| Problem requirements |
Type out the data exactly as given. Skip any image.

-- start of Data shown --

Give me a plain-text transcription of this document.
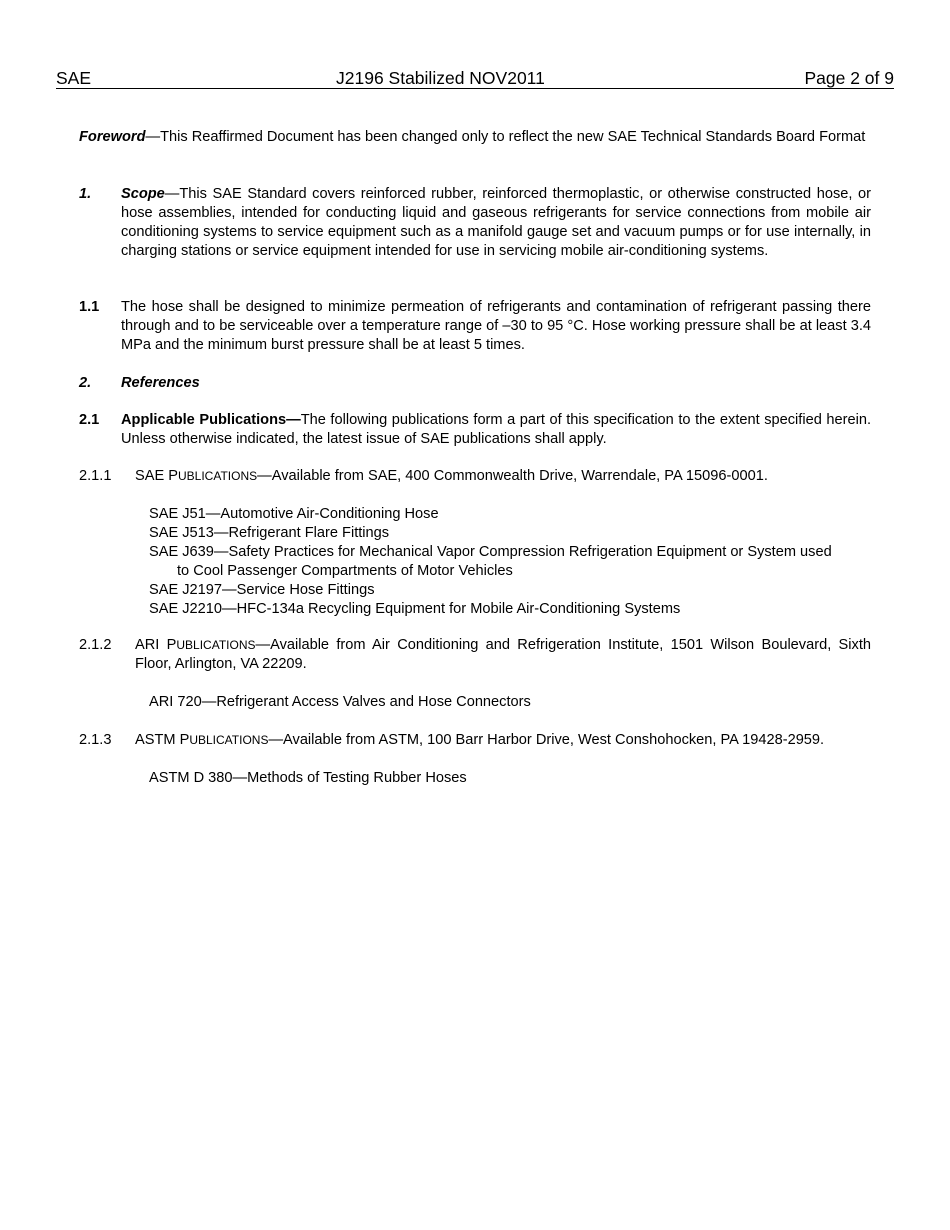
SAE	J2196 Stabilized NOV2011	Page 2 of 9
Foreword—This Reaffirmed Document has been changed only to reflect the new SAE Technical Standards Board Format
1. Scope—This SAE Standard covers reinforced rubber, reinforced thermoplastic, or otherwise constructed hose, or hose assemblies, intended for conducting liquid and gaseous refrigerants for service connections from mobile air conditioning systems to service equipment such as a manifold gauge set and vacuum pumps or for use internally, in charging stations or service equipment intended for use in servicing mobile air-conditioning systems.
1.1 The hose shall be designed to minimize permeation of refrigerants and contamination of refrigerant passing there through and to be serviceable over a temperature range of –30 to 95 °C. Hose working pressure shall be at least 3.4 MPa and the minimum burst pressure shall be at least 5 times.
2. References
2.1 Applicable Publications—The following publications form a part of this specification to the extent specified herein. Unless otherwise indicated, the latest issue of SAE publications shall apply.
2.1.1 SAE PUBLICATIONS—Available from SAE, 400 Commonwealth Drive, Warrendale, PA 15096-0001.
SAE J51—Automotive Air-Conditioning Hose
SAE J513—Refrigerant Flare Fittings
SAE J639—Safety Practices for Mechanical Vapor Compression Refrigeration Equipment or System used
to Cool Passenger Compartments of Motor Vehicles
SAE J2197—Service Hose Fittings
SAE J2210—HFC-134a Recycling Equipment for Mobile Air-Conditioning Systems
2.1.2 ARI PUBLICATIONS—Available from Air Conditioning and Refrigeration Institute, 1501 Wilson Boulevard, Sixth Floor, Arlington, VA 22209.
ARI 720—Refrigerant Access Valves and Hose Connectors
2.1.3 ASTM PUBLICATIONS—Available from ASTM, 100 Barr Harbor Drive, West Conshohocken, PA 19428-2959.
ASTM D 380—Methods of Testing Rubber Hoses
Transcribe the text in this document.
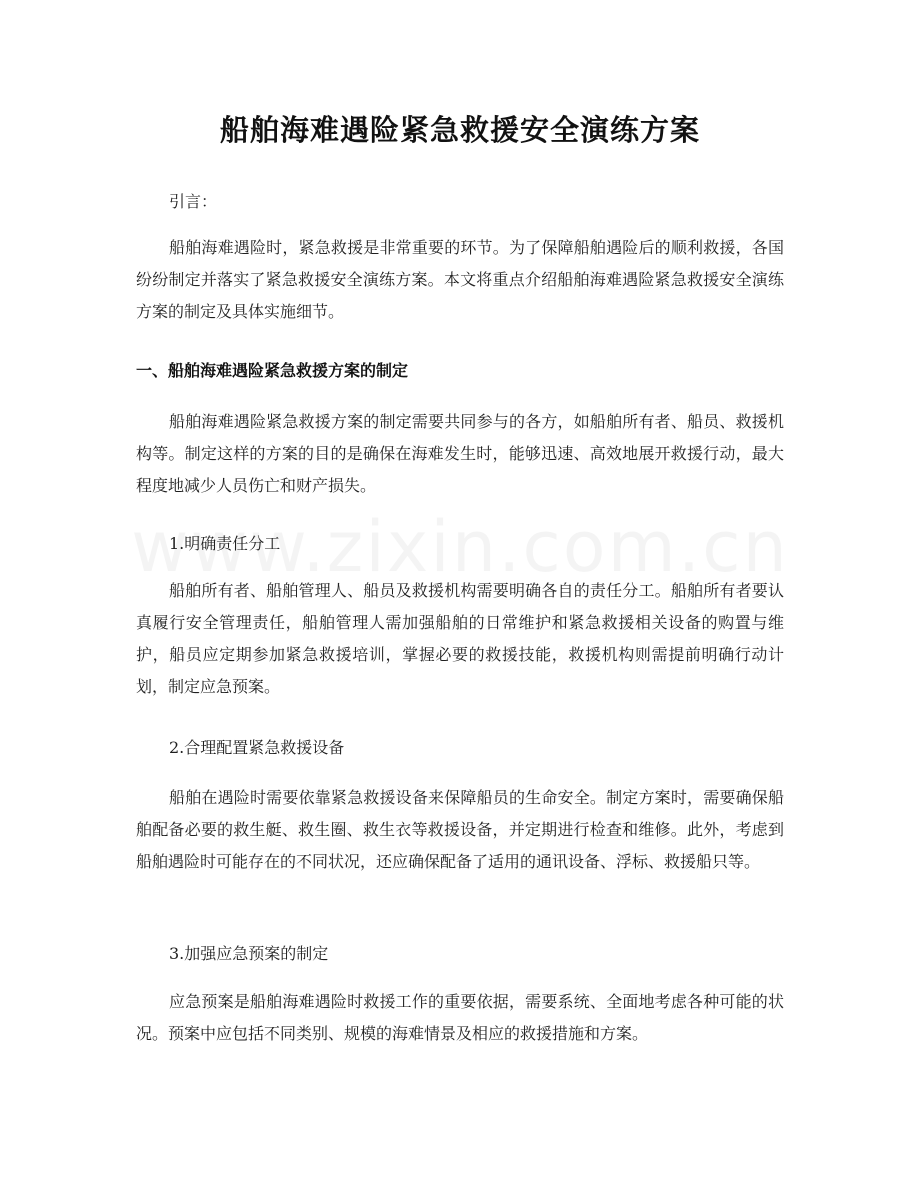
船舶海难遇险紧急救援安全演练方案

引言：

船舶海难遇险时，紧急救援是非常重要的环节。为了保障船舶遇险后的顺利救援，各国纷纷制定并落实了紧急救援安全演练方案。本文将重点介绍船舶海难遇险紧急救援安全演练方案的制定及具体实施细节。

一、船舶海难遇险紧急救援方案的制定

船舶海难遇险紧急救援方案的制定需要共同参与的各方，如船舶所有者、船员、救援机构等。制定这样的方案的目的是确保在海难发生时，能够迅速、高效地展开救援行动，最大程度地减少人员伤亡和财产损失。

1.明确责任分工

船舶所有者、船舶管理人、船员及救援机构需要明确各自的责任分工。船舶所有者要认真履行安全管理责任，船舶管理人需加强船舶的日常维护和紧急救援相关设备的购置与维护，船员应定期参加紧急救援培训，掌握必要的救援技能，救援机构则需提前明确行动计划，制定应急预案。

2.合理配置紧急救援设备

船舶在遇险时需要依靠紧急救援设备来保障船员的生命安全。制定方案时，需要确保船舶配备必要的救生艇、救生圈、救生衣等救援设备，并定期进行检查和维修。此外，考虑到船舶遇险时可能存在的不同状况，还应确保配备了适用的通讯设备、浮标、救援船只等。

3.加强应急预案的制定

应急预案是船舶海难遇险时救援工作的重要依据，需要系统、全面地考虑各种可能的状况。预案中应包括不同类别、规模的海难情景及相应的救援措施和方案。
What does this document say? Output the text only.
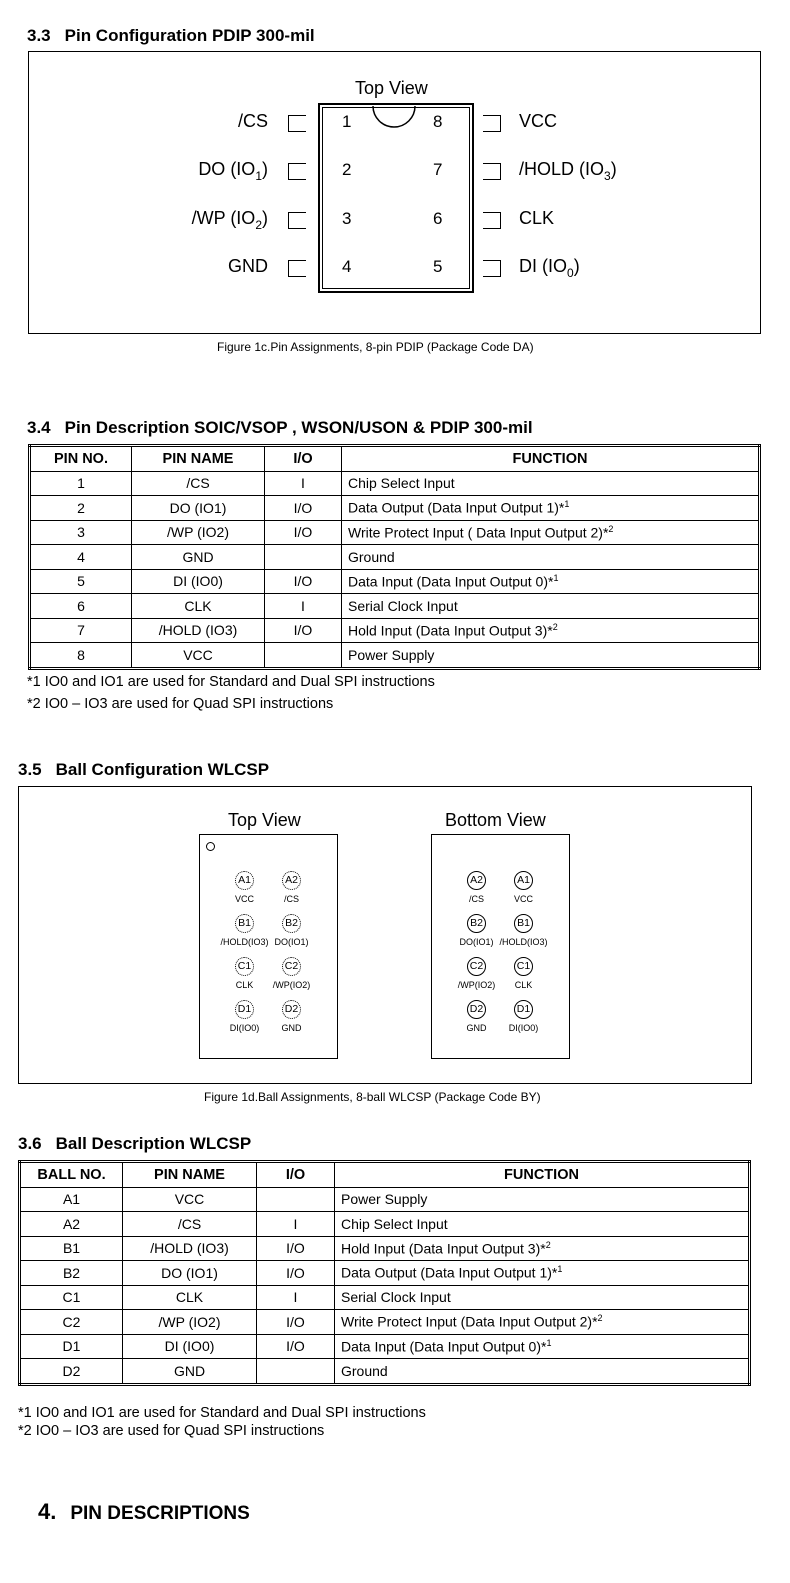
3.3 Pin Configuration PDIP 300-mil
Top View
1
/CS
2
DO $(IO_1)$
3
/WP $(IO_2)$
4
GND
8	VCC
7	/HOLD $(IO_3)$
6	CLK
5	DI $(IO_0)$
Figure 1c.Pin Assignments, 8-pin PDIP (Package Code DA)
3.4 Pin Description SOIC/VSOP , WSON/USON & PDIP 300-mil
PIN NO.	PIN NAME	I/O	FUNCTION
1	/CS	I	Chip Select Input
2	DO (IO1)	I/O	Data Output (Data Input Output 1)*$^1$
3	/WP (IO2)	I/O	Write Protect Input ( Data Input Output 2)*$^2$
4	GND		Ground
5	DI (IO0)	I/O	Data Input (Data Input Output 0)*$^1$
6	CLK	I	Serial Clock Input
7	/HOLD (IO3)	I/O	Hold Input (Data Input Output 3)*$^2$
8	VCC		Power Supply
*1 IO0 and IO1 are used for Standard and Dual SPI instructions
*2 IO0 – IO3 are used for Quad SPI instructions
3.5 Ball Configuration WLCSP
Top View	Bottom View
A1
VCC
A2
/CS
B1
/HOLD(IO3)
B2
DO(IO1)
C1
CLK
C2
/WP(IO2)
D1
DI(IO0)
D2
GND
A2
/CS
A1
VCC
B2
DO(IO1)
B1
/HOLD(IO3)
C2
/WP(IO2)
C1
CLK
D2
GND
D1
DI(IO0)
Figure 1d.Ball Assignments, 8-ball WLCSP (Package Code BY)
3.6 Ball Description WLCSP
BALL NO.	PIN NAME	I/O	FUNCTION
A1	VCC		Power Supply
A2	/CS	I	Chip Select Input
B1	/HOLD (IO3)	I/O	Hold Input (Data Input Output 3)*$^2$
B2	DO (IO1)	I/O	Data Output (Data Input Output 1)*$^1$
C1	CLK	I	Serial Clock Input
C2	/WP (IO2)	I/O	Write Protect Input (Data Input Output 2)*$^2$
D1	DI (IO0)	I/O	Data Input (Data Input Output 0)*$^1$
D2	GND		Ground
*1 IO0 and IO1 are used for Standard and Dual SPI instructions
*2 IO0 – IO3 are used for Quad SPI instructions
4. PIN DESCRIPTIONS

-- end of Data shown --

| Task solution |
Give me a plain-text transcription of this document.
SAE	J2196 Stabilized NOV2011	Page 2 of 9
Foreword—This Reaffirmed Document has been changed only to reflect the new SAE Technical Standards Board Format
1. Scope—This SAE Standard covers reinforced rubber, reinforced thermoplastic, or otherwise constructed hose, or hose assemblies, intended for conducting liquid and gaseous refrigerants for service connections from mobile air conditioning systems to service equipment such as a manifold gauge set and vacuum pumps or for use internally, in charging stations or service equipment intended for use in servicing mobile air-conditioning systems.
1.1 The hose shall be designed to minimize permeation of refrigerants and contamination of refrigerant passing there through and to be serviceable over a temperature range of –30 to 95 °C. Hose working pressure shall be at least 3.4 MPa and the minimum burst pressure shall be at least 5 times.
2. References
2.1 Applicable Publications—The following publications form a part of this specification to the extent specified herein. Unless otherwise indicated, the latest issue of SAE publications shall apply.
2.1.1 SAE PUBLICATIONS—Available from SAE, 400 Commonwealth Drive, Warrendale, PA 15096-0001.
SAE J51—Automotive Air-Conditioning Hose
SAE J513—Refrigerant Flare Fittings
SAE J639—Safety Practices for Mechanical Vapor Compression Refrigeration Equipment or System used
to Cool Passenger Compartments of Motor Vehicles
SAE J2197—Service Hose Fittings
SAE J2210—HFC-134a Recycling Equipment for Mobile Air-Conditioning Systems
2.1.2 ARI PUBLICATIONS—Available from Air Conditioning and Refrigeration Institute, 1501 Wilson Boulevard, Sixth Floor, Arlington, VA 22209.
ARI 720—Refrigerant Access Valves and Hose Connectors
2.1.3 ASTM PUBLICATIONS—Available from ASTM, 100 Barr Harbor Drive, West Conshohocken, PA 19428-2959.
ASTM D 380—Methods of Testing Rubber Hoses
Transcribe the text in this document.
船舶海难遇险紧急救援安全演练方案

引言：

船舶海难遇险时，紧急救援是非常重要的环节。为了保障船舶遇险后的顺利救援，各国纷纷制定并落实了紧急救援安全演练方案。本文将重点介绍船舶海难遇险紧急救援安全演练方案的制定及具体实施细节。

一、船舶海难遇险紧急救援方案的制定

船舶海难遇险紧急救援方案的制定需要共同参与的各方，如船舶所有者、船员、救援机构等。制定这样的方案的目的是确保在海难发生时，能够迅速、高效地展开救援行动，最大程度地减少人员伤亡和财产损失。

1.明确责任分工

船舶所有者、船舶管理人、船员及救援机构需要明确各自的责任分工。船舶所有者要认真履行安全管理责任，船舶管理人需加强船舶的日常维护和紧急救援相关设备的购置与维护，船员应定期参加紧急救援培训，掌握必要的救援技能，救援机构则需提前明确行动计划，制定应急预案。

2.合理配置紧急救援设备

船舶在遇险时需要依靠紧急救援设备来保障船员的生命安全。制定方案时，需要确保船舶配备必要的救生艇、救生圈、救生衣等救援设备，并定期进行检查和维修。此外，考虑到船舶遇险时可能存在的不同状况，还应确保配备了适用的通讯设备、浮标、救援船只等。

3.加强应急预案的制定

应急预案是船舶海难遇险时救援工作的重要依据，需要系统、全面地考虑各种可能的状况。预案中应包括不同类别、规模的海难情景及相应的救援措施和方案。
What does this document say? Output the text only.
3.3 Pin Configuration PDIP 300-mil
Top View
1
/CS
2
DO $(IO_1)$
3
/WP $(IO_2)$
4
GND
8	VCC
7	/HOLD $(IO_3)$
6	CLK
5	DI $(IO_0)$
Figure 1c.Pin Assignments, 8-pin PDIP (Package Code DA)
3.4 Pin Description SOIC/VSOP , WSON/USON & PDIP 300-mil
PIN NO.	PIN NAME	I/O	FUNCTION
1	/CS	I	Chip Select Input
2	DO (IO1)	I/O	Data Output (Data Input Output 1)*$^1$
3	/WP (IO2)	I/O	Write Protect Input ( Data Input Output 2)*$^2$
4	GND		Ground
5	DI (IO0)	I/O	Data Input (Data Input Output 0)*$^1$
6	CLK	I	Serial Clock Input
7	/HOLD (IO3)	I/O	Hold Input (Data Input Output 3)*$^2$
8	VCC		Power Supply
*1 IO0 and IO1 are used for Standard and Dual SPI instructions
*2 IO0 – IO3 are used for Quad SPI instructions
3.5 Ball Configuration WLCSP
Top View	Bottom View
A1
VCC
A2
/CS
B1
/HOLD(IO3)
B2
DO(IO1)
C1
CLK
C2
/WP(IO2)
D1
DI(IO0)
D2
GND
A2
/CS
A1
VCC
B2
DO(IO1)
B1
/HOLD(IO3)
C2
/WP(IO2)
C1
CLK
D2
GND
D1
DI(IO0)
Figure 1d.Ball Assignments, 8-ball WLCSP (Package Code BY)
3.6 Ball Description WLCSP
BALL NO.	PIN NAME	I/O	FUNCTION
A1	VCC		Power Supply
A2	/CS	I	Chip Select Input
B1	/HOLD (IO3)	I/O	Hold Input (Data Input Output 3)*$^2$
B2	DO (IO1)	I/O	Data Output (Data Input Output 1)*$^1$
C1	CLK	I	Serial Clock Input
C2	/WP (IO2)	I/O	Write Protect Input (Data Input Output 2)*$^2$
D1	DI (IO0)	I/O	Data Input (Data Input Output 0)*$^1$
D2	GND		Ground
*1 IO0 and IO1 are used for Standard and Dual SPI instructions
*2 IO0 – IO3 are used for Quad SPI instructions
4. PIN DESCRIPTIONS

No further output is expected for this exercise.